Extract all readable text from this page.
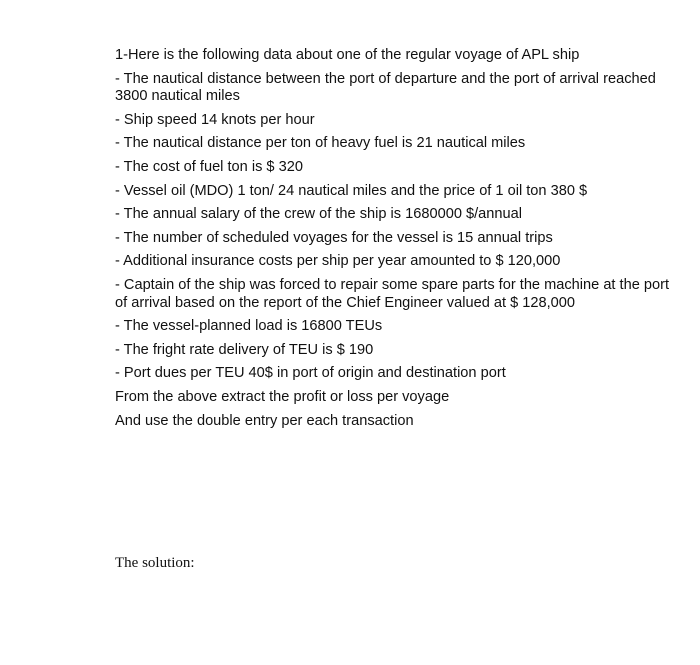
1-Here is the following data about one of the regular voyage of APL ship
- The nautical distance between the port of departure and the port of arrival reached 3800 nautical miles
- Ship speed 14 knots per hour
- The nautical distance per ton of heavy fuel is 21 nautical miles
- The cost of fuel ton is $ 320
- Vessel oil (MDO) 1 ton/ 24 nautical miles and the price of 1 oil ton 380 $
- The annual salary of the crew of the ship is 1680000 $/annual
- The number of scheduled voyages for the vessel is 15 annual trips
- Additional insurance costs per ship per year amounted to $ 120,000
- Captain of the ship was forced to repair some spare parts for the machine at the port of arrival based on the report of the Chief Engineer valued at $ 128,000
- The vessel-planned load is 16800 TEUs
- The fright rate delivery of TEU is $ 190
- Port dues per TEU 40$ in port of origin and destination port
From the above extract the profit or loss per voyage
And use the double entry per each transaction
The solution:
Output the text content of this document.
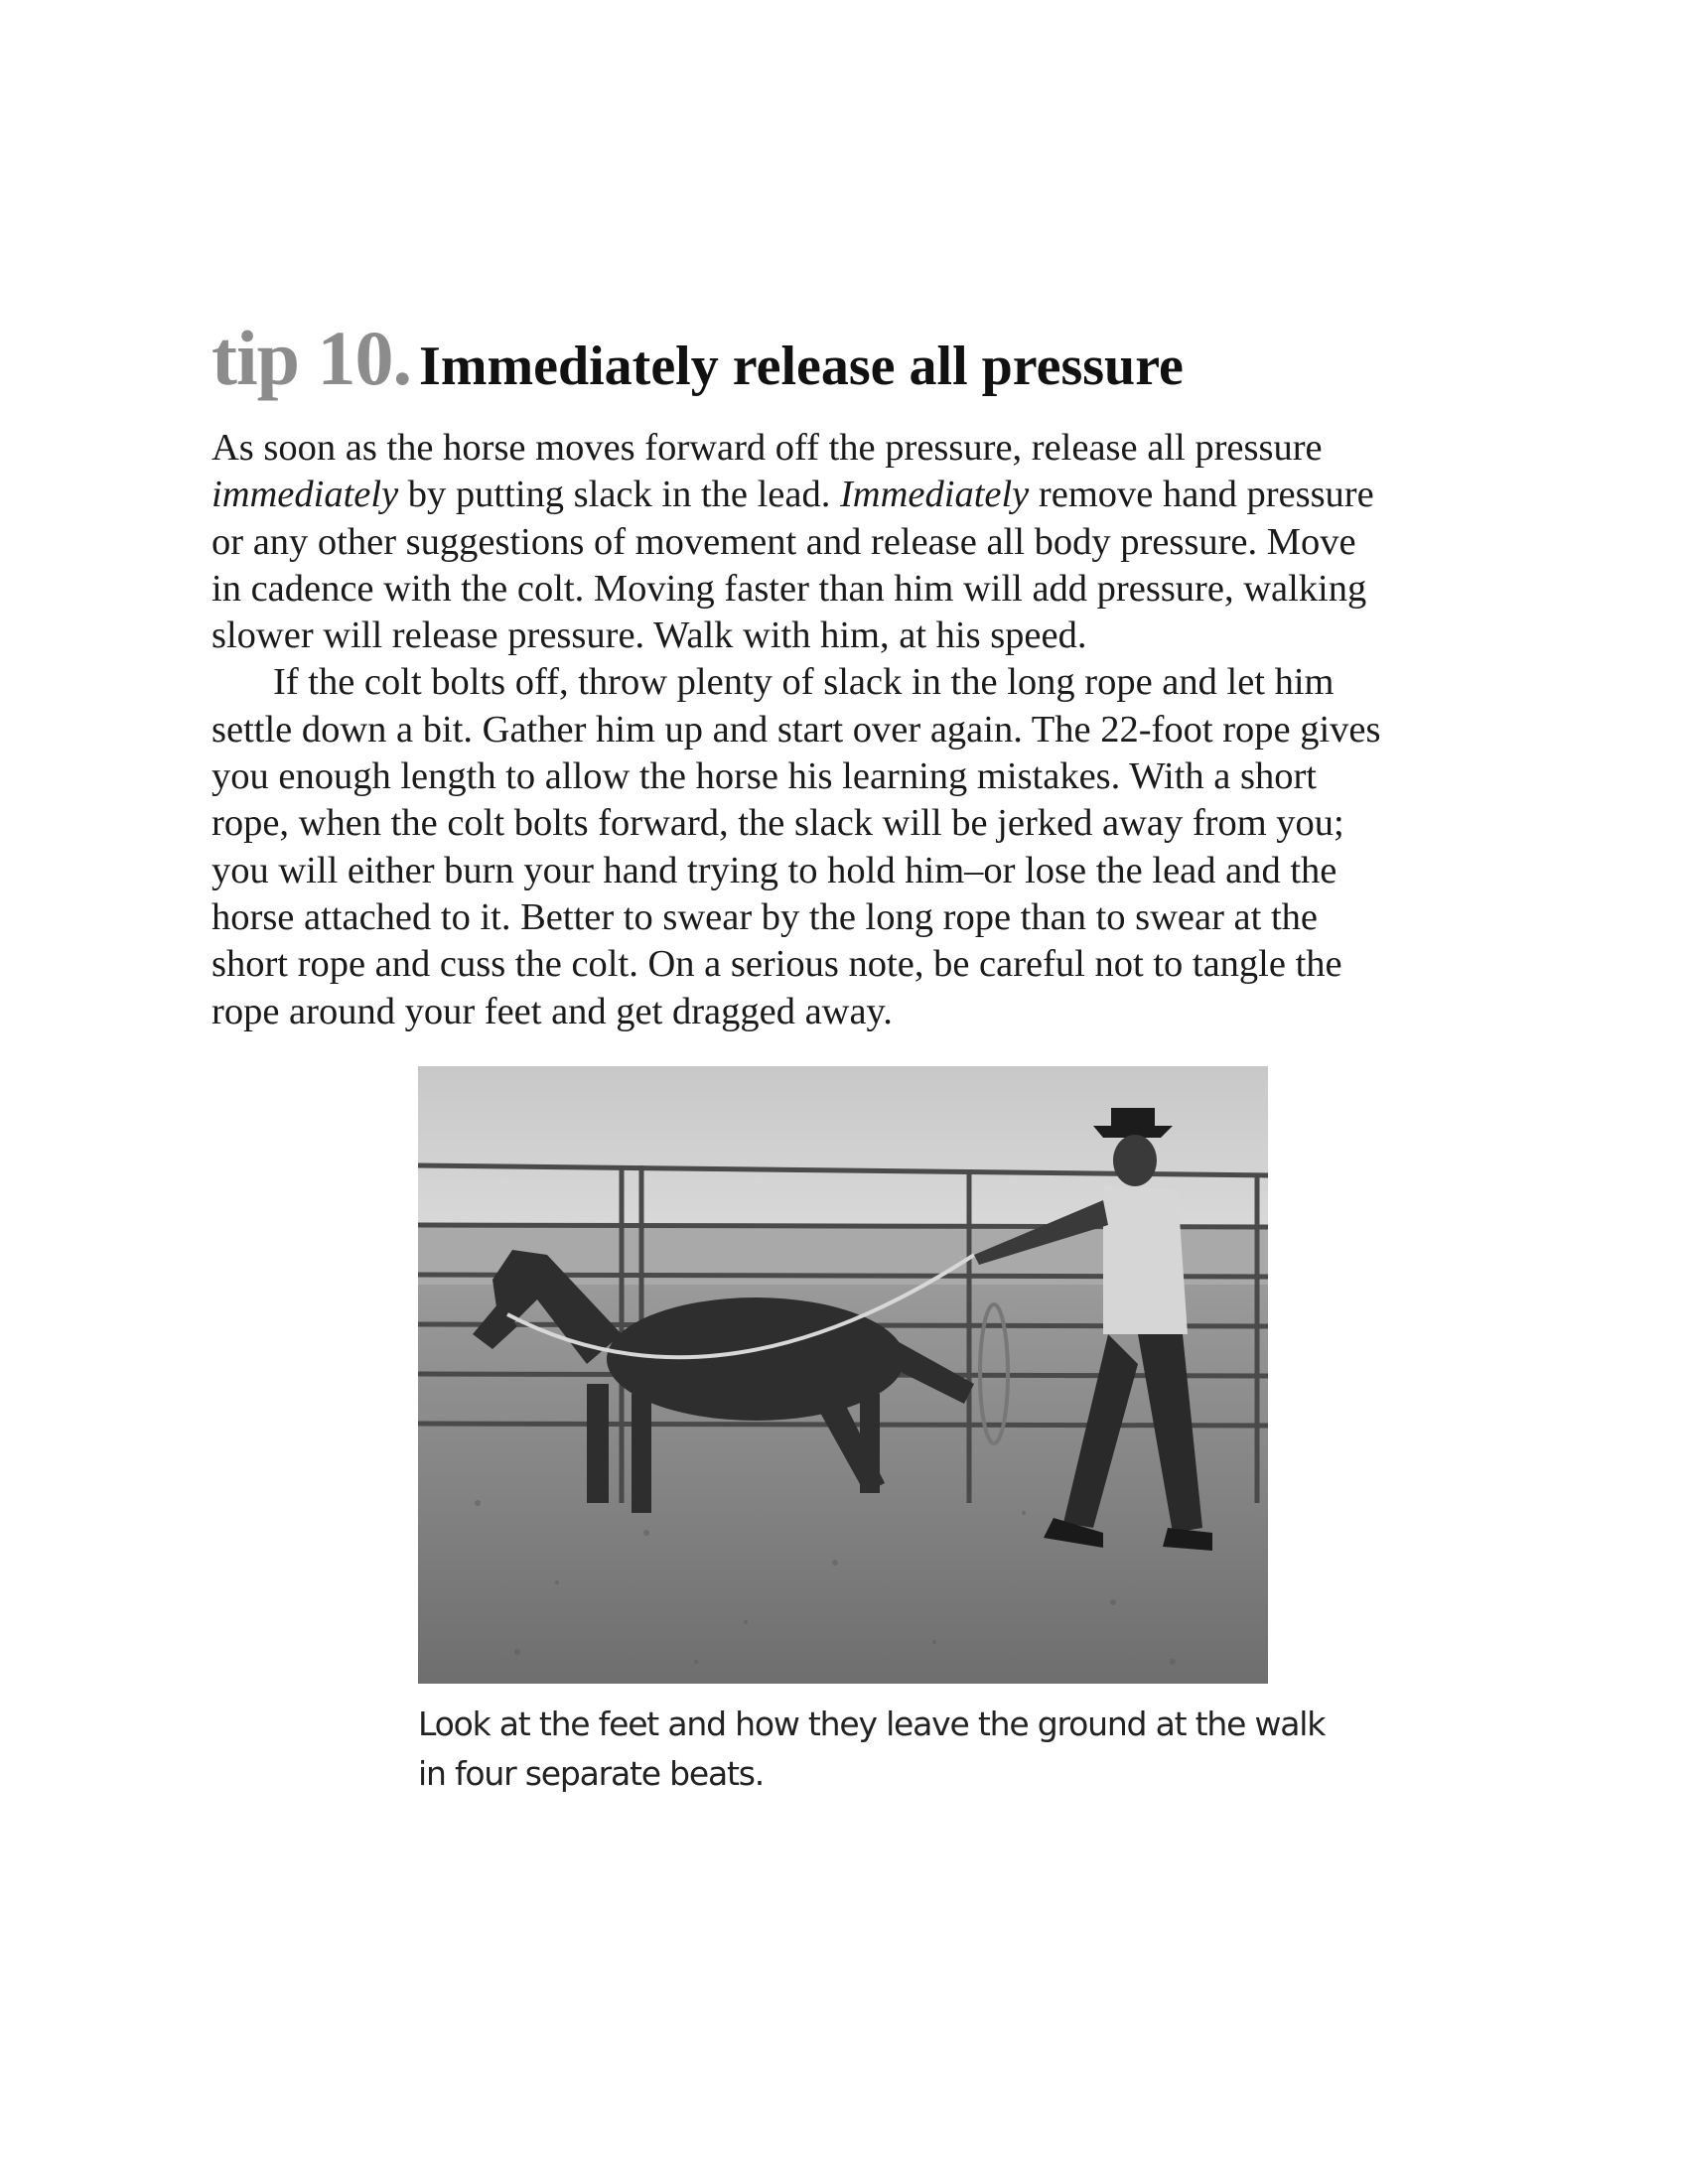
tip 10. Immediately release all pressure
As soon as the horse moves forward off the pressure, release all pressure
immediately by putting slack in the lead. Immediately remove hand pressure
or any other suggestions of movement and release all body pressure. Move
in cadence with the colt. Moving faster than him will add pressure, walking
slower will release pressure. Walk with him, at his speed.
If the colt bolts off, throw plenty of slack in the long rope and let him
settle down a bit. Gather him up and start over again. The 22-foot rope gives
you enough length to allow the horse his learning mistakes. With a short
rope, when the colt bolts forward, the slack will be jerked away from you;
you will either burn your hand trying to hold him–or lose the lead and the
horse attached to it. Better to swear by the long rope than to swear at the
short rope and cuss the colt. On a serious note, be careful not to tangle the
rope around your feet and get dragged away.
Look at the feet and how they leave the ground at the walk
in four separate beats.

▸ **The request**: Copy all lines from the data that hold the word "miles".

▸ **Reply to the task**:
- The nautical distance between the port of departure and the port of arrival reached 3800 nautical miles
- The nautical distance per ton of heavy fuel is 21 nautical miles
- Vessel oil (MDO) 1 ton/ 24 nautical miles and the price of 1 oil ton 380 $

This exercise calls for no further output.